Data records ▸
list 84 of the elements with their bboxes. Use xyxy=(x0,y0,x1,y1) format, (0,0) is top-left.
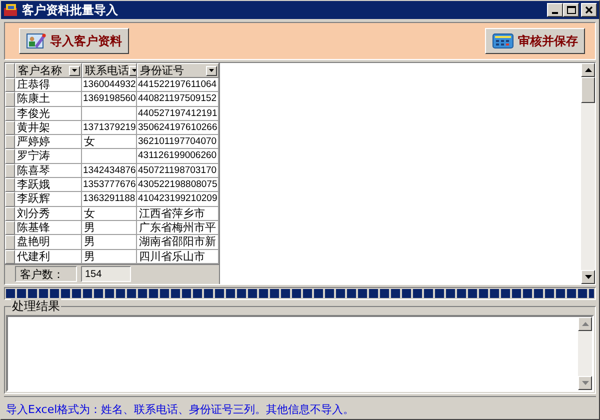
customer-count-field: 154 xyxy=(81,266,131,282)
row-selector[interactable] xyxy=(5,120,15,136)
table-cell: 广东省梅州市平 xyxy=(137,220,219,236)
calculator-icon xyxy=(492,33,514,49)
table-cell: 431126199006260 xyxy=(137,149,219,164)
table-cell: 女 xyxy=(82,135,137,150)
row-selector[interactable] xyxy=(5,250,15,264)
minimize-icon xyxy=(552,12,558,14)
maximize-button[interactable] xyxy=(563,3,579,17)
table-cell: 350624197610266 xyxy=(137,120,219,136)
row-selector[interactable] xyxy=(5,178,15,192)
row-selector[interactable] xyxy=(5,164,15,178)
table-cell: 陈喜琴 xyxy=(15,164,82,178)
table-cell: 盘艳明 xyxy=(15,235,82,250)
table-cell: 1353777676 xyxy=(82,178,137,192)
table-cell: 李跃辉 xyxy=(15,192,82,207)
table-cell: 1363291188 xyxy=(82,192,137,207)
table-cell xyxy=(82,106,137,121)
caret-icon xyxy=(132,69,136,72)
scroll-thumb[interactable] xyxy=(581,77,595,103)
table-cell: 黄井架 xyxy=(15,120,82,136)
table-cell: 庄恭得 xyxy=(15,78,82,92)
row-selector[interactable] xyxy=(5,92,15,107)
status-text: 导入Excel格式为：姓名、联系电话、身份证号三列。其他信息不导入。 xyxy=(6,402,354,416)
table-cell: 男 xyxy=(82,235,137,250)
table-cell: 四川省乐山市 xyxy=(137,250,219,264)
app-icon xyxy=(3,3,19,17)
table-cell: 440527197412191 xyxy=(137,106,219,121)
row-selector[interactable] xyxy=(5,149,15,164)
column-header[interactable]: 联系电话 xyxy=(82,63,137,78)
dropdown-button[interactable] xyxy=(69,66,80,76)
table-cell: 陈康土 xyxy=(15,92,82,107)
table-cell: 男 xyxy=(82,220,137,236)
table-cell: 362101197704070 xyxy=(137,135,219,150)
row-selector[interactable] xyxy=(5,135,15,150)
table-cell: 李俊光 xyxy=(15,106,82,121)
row-selector[interactable] xyxy=(5,192,15,207)
vertical-scrollbar[interactable] xyxy=(578,317,592,390)
table-cell: 1371379219 xyxy=(82,120,137,136)
table-cell: 男 xyxy=(82,250,137,264)
table-cell: 罗宁涛 xyxy=(15,149,82,164)
table-cell: 1369198560 xyxy=(82,92,137,107)
caret-icon xyxy=(72,69,77,72)
table-cell: 湖南省邵阳市新 xyxy=(137,235,219,250)
table-cell: 严婷婷 xyxy=(15,135,82,150)
table-cell: 410423199210209 xyxy=(137,192,219,207)
minimize-button[interactable] xyxy=(547,3,563,17)
down-arrow-icon xyxy=(584,275,592,279)
table-cell: 440821197509152 xyxy=(137,92,219,107)
row-selector[interactable] xyxy=(5,78,15,92)
down-arrow-icon xyxy=(582,381,588,385)
save-button[interactable]: 审核并保存 xyxy=(485,28,585,54)
column-header[interactable]: 客户名称 xyxy=(15,63,82,78)
dropdown-button[interactable] xyxy=(206,66,217,76)
group-label: 处理结果 xyxy=(11,299,61,313)
up-arrow-icon xyxy=(584,68,592,72)
row-selector[interactable] xyxy=(5,235,15,250)
column-header[interactable]: 身份证号 xyxy=(137,63,219,78)
table-cell: 代建利 xyxy=(15,250,82,264)
close-icon xyxy=(584,5,594,15)
row-selector[interactable] xyxy=(5,106,15,121)
up-arrow-icon xyxy=(582,322,588,326)
table-cell xyxy=(82,149,137,164)
table-cell: 430522198808075 xyxy=(137,178,219,192)
import-button[interactable]: 导入客户资料 xyxy=(19,28,129,54)
row-selector[interactable] xyxy=(5,220,15,236)
table-cell: 陈基锋 xyxy=(15,220,82,236)
table-cell: 450721198703170 xyxy=(137,164,219,178)
caret-icon xyxy=(209,69,214,72)
table-cell: 1360044932 xyxy=(82,78,137,92)
table-cell: 441522197611064 xyxy=(137,78,219,92)
table-cell: 女 xyxy=(82,206,137,221)
contact-card-pen-icon xyxy=(26,32,46,50)
window-title: 客户资料批量导入 xyxy=(22,2,119,18)
vertical-scrollbar[interactable] xyxy=(581,63,595,284)
customer-count-label: 客户数： xyxy=(15,266,77,282)
result-text-area[interactable] xyxy=(6,315,594,392)
maximize-icon xyxy=(566,5,576,15)
table-cell: 1342434876 xyxy=(82,164,137,178)
close-button[interactable] xyxy=(581,3,597,17)
table-cell: 江西省萍乡市 xyxy=(137,206,219,221)
row-selector[interactable] xyxy=(5,206,15,221)
table-cell: 李跃娥 xyxy=(15,178,82,192)
table-cell: 刘分秀 xyxy=(15,206,82,221)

Problem statement ▸
Swap "row-selector" for "row-checkbox" everywhere in the records, change nothing else, and write out all the records again without the pictures.

Written reply ▸
list 84 of the elements with their bboxes. Use xyxy=(x0,y0,x1,y1) format, (0,0) is top-left.
customer-count-field: 154 xyxy=(81,266,131,282)
row-checkbox[interactable] xyxy=(5,120,15,136)
table-cell: 广东省梅州市平 xyxy=(137,220,219,236)
calculator-icon xyxy=(492,33,514,49)
table-cell: 431126199006260 xyxy=(137,149,219,164)
table-cell: 女 xyxy=(82,135,137,150)
row-checkbox[interactable] xyxy=(5,250,15,264)
minimize-icon xyxy=(552,12,558,14)
maximize-button[interactable] xyxy=(563,3,579,17)
table-cell: 350624197610266 xyxy=(137,120,219,136)
row-checkbox[interactable] xyxy=(5,178,15,192)
row-checkbox[interactable] xyxy=(5,164,15,178)
table-cell: 陈喜琴 xyxy=(15,164,82,178)
table-cell: 盘艳明 xyxy=(15,235,82,250)
table-cell: 1353777676 xyxy=(82,178,137,192)
table-cell: 李跃辉 xyxy=(15,192,82,207)
table-cell: 1363291188 xyxy=(82,192,137,207)
table-cell xyxy=(82,106,137,121)
caret-icon xyxy=(132,69,136,72)
scroll-thumb[interactable] xyxy=(581,77,595,103)
table-cell: 黄井架 xyxy=(15,120,82,136)
table-cell: 庄恭得 xyxy=(15,78,82,92)
row-checkbox[interactable] xyxy=(5,92,15,107)
status-text: 导入Excel格式为：姓名、联系电话、身份证号三列。其他信息不导入。 xyxy=(6,402,354,416)
table-cell: 男 xyxy=(82,235,137,250)
table-cell: 四川省乐山市 xyxy=(137,250,219,264)
app-icon xyxy=(3,3,19,17)
table-cell: 440527197412191 xyxy=(137,106,219,121)
row-checkbox[interactable] xyxy=(5,149,15,164)
column-header[interactable]: 联系电话 xyxy=(82,63,137,78)
dropdown-button[interactable] xyxy=(69,66,80,76)
table-cell: 陈康土 xyxy=(15,92,82,107)
table-cell: 男 xyxy=(82,220,137,236)
table-cell: 362101197704070 xyxy=(137,135,219,150)
row-checkbox[interactable] xyxy=(5,135,15,150)
table-cell: 李俊光 xyxy=(15,106,82,121)
row-checkbox[interactable] xyxy=(5,192,15,207)
vertical-scrollbar[interactable] xyxy=(578,317,592,390)
table-cell: 1371379219 xyxy=(82,120,137,136)
table-cell: 男 xyxy=(82,250,137,264)
table-cell: 罗宁涛 xyxy=(15,149,82,164)
table-cell: 1369198560 xyxy=(82,92,137,107)
caret-icon xyxy=(72,69,77,72)
table-cell: 湖南省邵阳市新 xyxy=(137,235,219,250)
table-cell: 严婷婷 xyxy=(15,135,82,150)
table-cell: 410423199210209 xyxy=(137,192,219,207)
minimize-button[interactable] xyxy=(547,3,563,17)
down-arrow-icon xyxy=(584,275,592,279)
table-cell: 440821197509152 xyxy=(137,92,219,107)
row-checkbox[interactable] xyxy=(5,78,15,92)
down-arrow-icon xyxy=(582,381,588,385)
save-button[interactable]: 审核并保存 xyxy=(485,28,585,54)
column-header[interactable]: 客户名称 xyxy=(15,63,82,78)
dropdown-button[interactable] xyxy=(206,66,217,76)
group-label: 处理结果 xyxy=(11,299,61,313)
up-arrow-icon xyxy=(584,68,592,72)
row-checkbox[interactable] xyxy=(5,235,15,250)
column-header[interactable]: 身份证号 xyxy=(137,63,219,78)
table-cell: 代建利 xyxy=(15,250,82,264)
close-icon xyxy=(584,5,594,15)
row-checkbox[interactable] xyxy=(5,106,15,121)
up-arrow-icon xyxy=(582,322,588,326)
table-cell xyxy=(82,149,137,164)
table-cell: 430522198808075 xyxy=(137,178,219,192)
import-button[interactable]: 导入客户资料 xyxy=(19,28,129,54)
row-checkbox[interactable] xyxy=(5,220,15,236)
table-cell: 陈基锋 xyxy=(15,220,82,236)
table-cell: 450721198703170 xyxy=(137,164,219,178)
caret-icon xyxy=(209,69,214,72)
table-cell: 1360044932 xyxy=(82,78,137,92)
table-cell: 441522197611064 xyxy=(137,78,219,92)
table-cell: 女 xyxy=(82,206,137,221)
contact-card-pen-icon xyxy=(26,32,46,50)
window-title: 客户资料批量导入 xyxy=(22,2,119,18)
vertical-scrollbar[interactable] xyxy=(581,63,595,284)
customer-count-label: 客户数： xyxy=(15,266,77,282)
result-text-area[interactable] xyxy=(6,315,594,392)
maximize-icon xyxy=(566,5,576,15)
table-cell: 1342434876 xyxy=(82,164,137,178)
close-button[interactable] xyxy=(581,3,597,17)
table-cell: 江西省萍乡市 xyxy=(137,206,219,221)
row-checkbox[interactable] xyxy=(5,206,15,221)
table-cell: 李跃娥 xyxy=(15,178,82,192)
table-cell: 刘分秀 xyxy=(15,206,82,221)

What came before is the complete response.